## WRITTEN INSTRUCTION
Every entry must be repeated exactly. Exclude all pictures.

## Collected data
• • • • •

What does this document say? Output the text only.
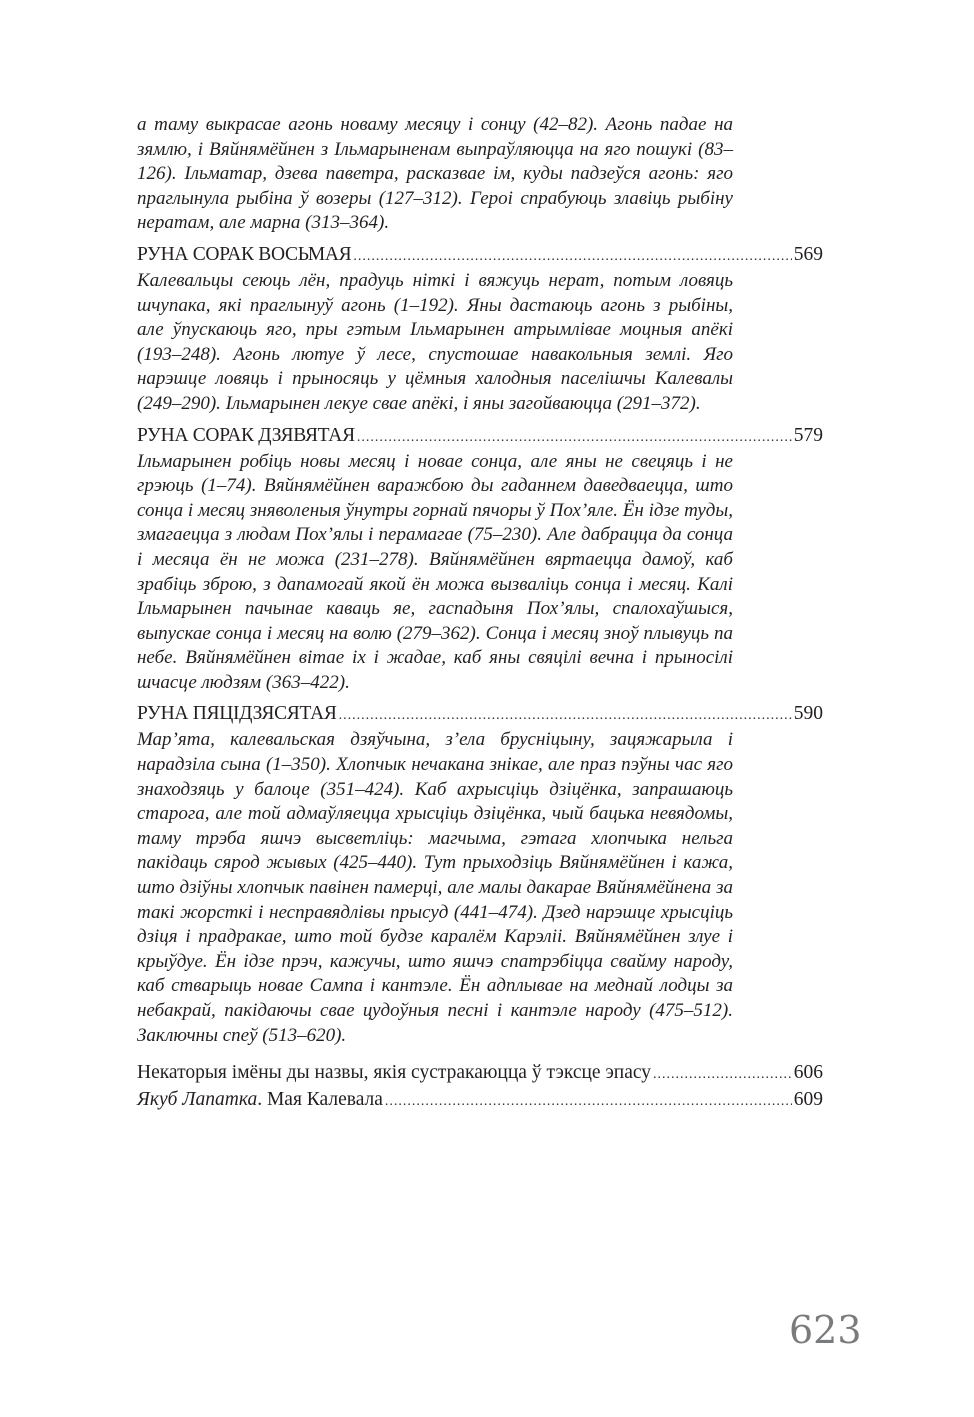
а таму выкрасае агонь новаму месяцу і сонцу (42–82). Агонь падае на зямлю, і Вяйнямёйнен з Ільмарыненам выпраўляюцца на яго пошукі (83–126). Ільматар, дзева паветра, расказвае ім, куды падзеўся агонь: яго праглынула рыбіна ў возеры (127–312). Героі спрабуюць злавіць рыбіну нератам, але марна (313–364).

РУНА СОРАК ВОСЬМАЯ .....	569

Калевальцы сеюць лён, прадуць ніткі і вяжуць нерат, потым ловяць шчупака, які праглынуў агонь (1–192). Яны дастаюць агонь з рыбіны, але ўпускаюць яго, пры гэтым Ільмарынен атрымлівае моцныя апёкі (193–248). Агонь лютуе ў лесе, спустошае навакольныя землі. Яго нарэшце ловяць і прыносяць у цёмныя халодныя паселішчы Калевалы (249–290). Ільмарынен лекуе свае апёкі, і яны загойваюцца (291–372).

РУНА СОРАК ДЗЯВЯТАЯ .....	579

Ільмарынен робіць новы месяц і новае сонца, але яны не свецяць і не грэюць (1–74). Вяйнямёйнен варажбою ды гаданнем даведваецца, што сонца і месяц зняволеныя ўнутры горнай пячоры ў Пох’яле. Ён ідзе туды, змагаецца з людам Пох’ялы і перамагае (75–230). Але дабрацца да сонца і месяца ён не можа (231–278). Вяйнямёйнен вяртаецца дамоў, каб зрабіць зброю, з дапамогай якой ён можа вызваліць сонца і месяц. Калі Ільмарынен пачынае каваць яе, гаспадыня Пох’ялы, спалохаўшыся, выпускае сонца і месяц на волю (279–362). Сонца і месяц зноў плывуць па небе. Вяйнямёйнен вітае іх і жадае, каб яны свяцілі вечна і прыносілі шчасце людзям (363–422).

РУНА ПЯЦІДЗЯСЯТАЯ .....	590

Мар’ята, калевальская дзяўчына, з’ела брусніцыну, зацяжарыла і нарадзіла сына (1–350). Хлопчык нечакана знікае, але праз пэўны час яго знаходзяць у балоце (351–424). Каб ахрысціць дзіцёнка, запрашаюць старога, але той адмаўляецца хрысціць дзіцёнка, чый бацька невядомы, таму трэба яшчэ высветліць: магчыма, гэтага хлопчыка нельга пакідаць сярод жывых (425–440). Тут прыходзіць Вяйнямёйнен і кажа, што дзіўны хлопчык павінен памерці, але малы дакарае Вяйнямёйнена за такі жорсткі і несправядлівы прысуд (441–474). Дзед нарэшце хрысціць дзіця і прадракае, што той будзе каралём Карэліі. Вяйнямёйнен злуе і крыўдуе. Ён ідзе прэч, кажучы, што яшчэ спатрэбіцца свайму народу, каб стварыць новае Сампа і кантэле. Ён адплывае на меднай лодцы за небакрай, пакідаючы свае цудоўныя песні і кантэле народу (475–512). Заключны спеў (513–620).

Некаторыя імёны ды назвы, якія сустракаюцца ў тэксце эпасу .....	606
Якуб Лапатка. Мая Калевала .....	609
623
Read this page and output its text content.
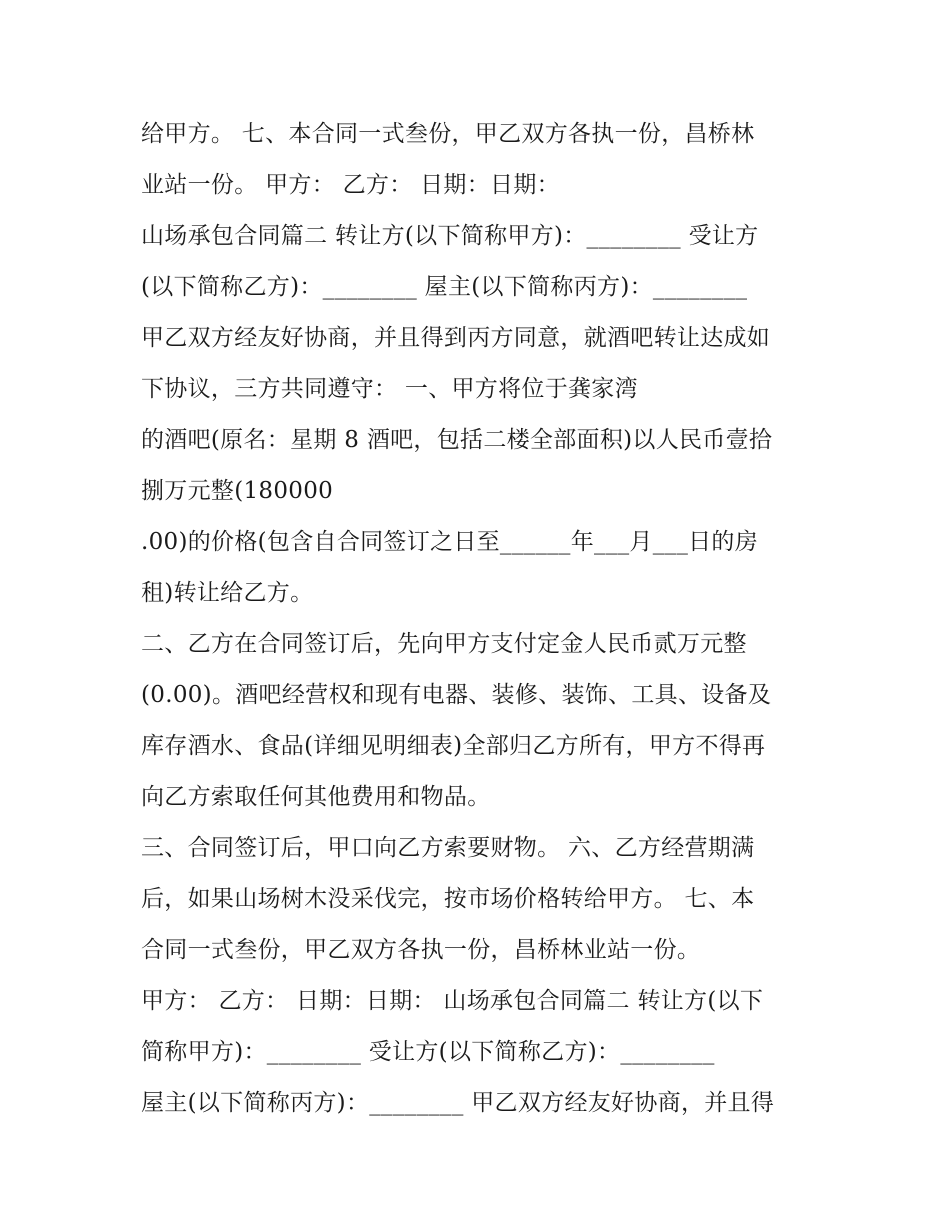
给甲方。 七、本合同一式叁份，甲乙双方各执一份，昌桥林
业站一份。 甲方： 乙方： 日期：日期：
山场承包合同篇二 转让方(以下简称甲方)：________ 受让方
(以下简称乙方)：________ 屋主(以下简称丙方)：________
甲乙双方经友好协商，并且得到丙方同意，就酒吧转让达成如
下协议，三方共同遵守： 一、甲方将位于龚家湾
的酒吧(原名：星期 8 酒吧，包括二楼全部面积)以人民币壹拾
捌万元整(180000
.00)的价格(包含自合同签订之日至______年___月___日的房
租)转让给乙方。
二、乙方在合同签订后，先向甲方支付定金人民币贰万元整
(0.00)。酒吧经营权和现有电器、装修、装饰、工具、设备及
库存酒水、食品(详细见明细表)全部归乙方所有，甲方不得再
向乙方索取任何其他费用和物品。
三、合同签订后，甲口向乙方索要财物。 六、乙方经营期满
后，如果山场树木没采伐完，按市场价格转给甲方。 七、本
合同一式叁份，甲乙双方各执一份，昌桥林业站一份。
甲方： 乙方： 日期：日期： 山场承包合同篇二 转让方(以下
简称甲方)：________ 受让方(以下简称乙方)：________
屋主(以下简称丙方)：________ 甲乙双方经友好协商，并且得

• • • • •

## CORRECT RESPONSE
What does this document say? Output the text only.
а таму выкрасае агонь новаму месяцу і сонцу (42–82). Агонь падае на зямлю, і Вяйнямёйнен з Ільмарыненам выпраўляюцца на яго пошукі (83–126). Ільматар, дзева паветра, расказвае ім, куды падзеўся агонь: яго праглынула рыбіна ў возеры (127–312). Героі спрабуюць злавіць рыбіну нератам, але марна (313–364).

РУНА СОРАК ВОСЬМАЯ .....	569

Калевальцы сеюць лён, прадуць ніткі і вяжуць нерат, потым ловяць шчупака, які праглынуў агонь (1–192). Яны дастаюць агонь з рыбіны, але ўпускаюць яго, пры гэтым Ільмарынен атрымлівае моцныя апёкі (193–248). Агонь лютуе ў лесе, спустошае навакольныя землі. Яго нарэшце ловяць і прыносяць у цёмныя халодныя паселішчы Калевалы (249–290). Ільмарынен лекуе свае апёкі, і яны загойваюцца (291–372).

РУНА СОРАК ДЗЯВЯТАЯ .....	579

Ільмарынен робіць новы месяц і новае сонца, але яны не свецяць і не грэюць (1–74). Вяйнямёйнен варажбою ды гаданнем даведваецца, што сонца і месяц зняволеныя ўнутры горнай пячоры ў Пох’яле. Ён ідзе туды, змагаецца з людам Пох’ялы і перамагае (75–230). Але дабрацца да сонца і месяца ён не можа (231–278). Вяйнямёйнен вяртаецца дамоў, каб зрабіць зброю, з дапамогай якой ён можа вызваліць сонца і месяц. Калі Ільмарынен пачынае каваць яе, гаспадыня Пох’ялы, спалохаўшыся, выпускае сонца і месяц на волю (279–362). Сонца і месяц зноў плывуць па небе. Вяйнямёйнен вітае іх і жадае, каб яны свяцілі вечна і прыносілі шчасце людзям (363–422).

РУНА ПЯЦІДЗЯСЯТАЯ .....	590

Мар’ята, калевальская дзяўчына, з’ела брусніцыну, зацяжарыла і нарадзіла сына (1–350). Хлопчык нечакана знікае, але праз пэўны час яго знаходзяць у балоце (351–424). Каб ахрысціць дзіцёнка, запрашаюць старога, але той адмаўляецца хрысціць дзіцёнка, чый бацька невядомы, таму трэба яшчэ высветліць: магчыма, гэтага хлопчыка нельга пакідаць сярод жывых (425–440). Тут прыходзіць Вяйнямёйнен і кажа, што дзіўны хлопчык павінен памерці, але малы дакарае Вяйнямёйнена за такі жорсткі і несправядлівы прысуд (441–474). Дзед нарэшце хрысціць дзіця і прадракае, што той будзе каралём Карэліі. Вяйнямёйнен злуе і крыўдуе. Ён ідзе прэч, кажучы, што яшчэ спатрэбіцца свайму народу, каб стварыць новае Сампа і кантэле. Ён адплывае на меднай лодцы за небакрай, пакідаючы свае цудоўныя песні і кантэле народу (475–512). Заключны спеў (513–620).

Некаторыя імёны ды назвы, якія сустракаюцца ў тэксце эпасу .....	606
Якуб Лапатка. Мая Калевала .....	609
623
Read this page and output its text content.
给甲方。 七、本合同一式叁份，甲乙双方各执一份，昌桥林
业站一份。 甲方： 乙方： 日期：日期：
山场承包合同篇二 转让方(以下简称甲方)：________ 受让方
(以下简称乙方)：________ 屋主(以下简称丙方)：________
甲乙双方经友好协商，并且得到丙方同意，就酒吧转让达成如
下协议，三方共同遵守： 一、甲方将位于龚家湾
的酒吧(原名：星期 8 酒吧，包括二楼全部面积)以人民币壹拾
捌万元整(180000
.00)的价格(包含自合同签订之日至______年___月___日的房
租)转让给乙方。
二、乙方在合同签订后，先向甲方支付定金人民币贰万元整
(0.00)。酒吧经营权和现有电器、装修、装饰、工具、设备及
库存酒水、食品(详细见明细表)全部归乙方所有，甲方不得再
向乙方索取任何其他费用和物品。
三、合同签订后，甲口向乙方索要财物。 六、乙方经营期满
后，如果山场树木没采伐完，按市场价格转给甲方。 七、本
合同一式叁份，甲乙双方各执一份，昌桥林业站一份。
甲方： 乙方： 日期：日期： 山场承包合同篇二 转让方(以下
简称甲方)：________ 受让方(以下简称乙方)：________
屋主(以下简称丙方)：________ 甲乙双方经友好协商，并且得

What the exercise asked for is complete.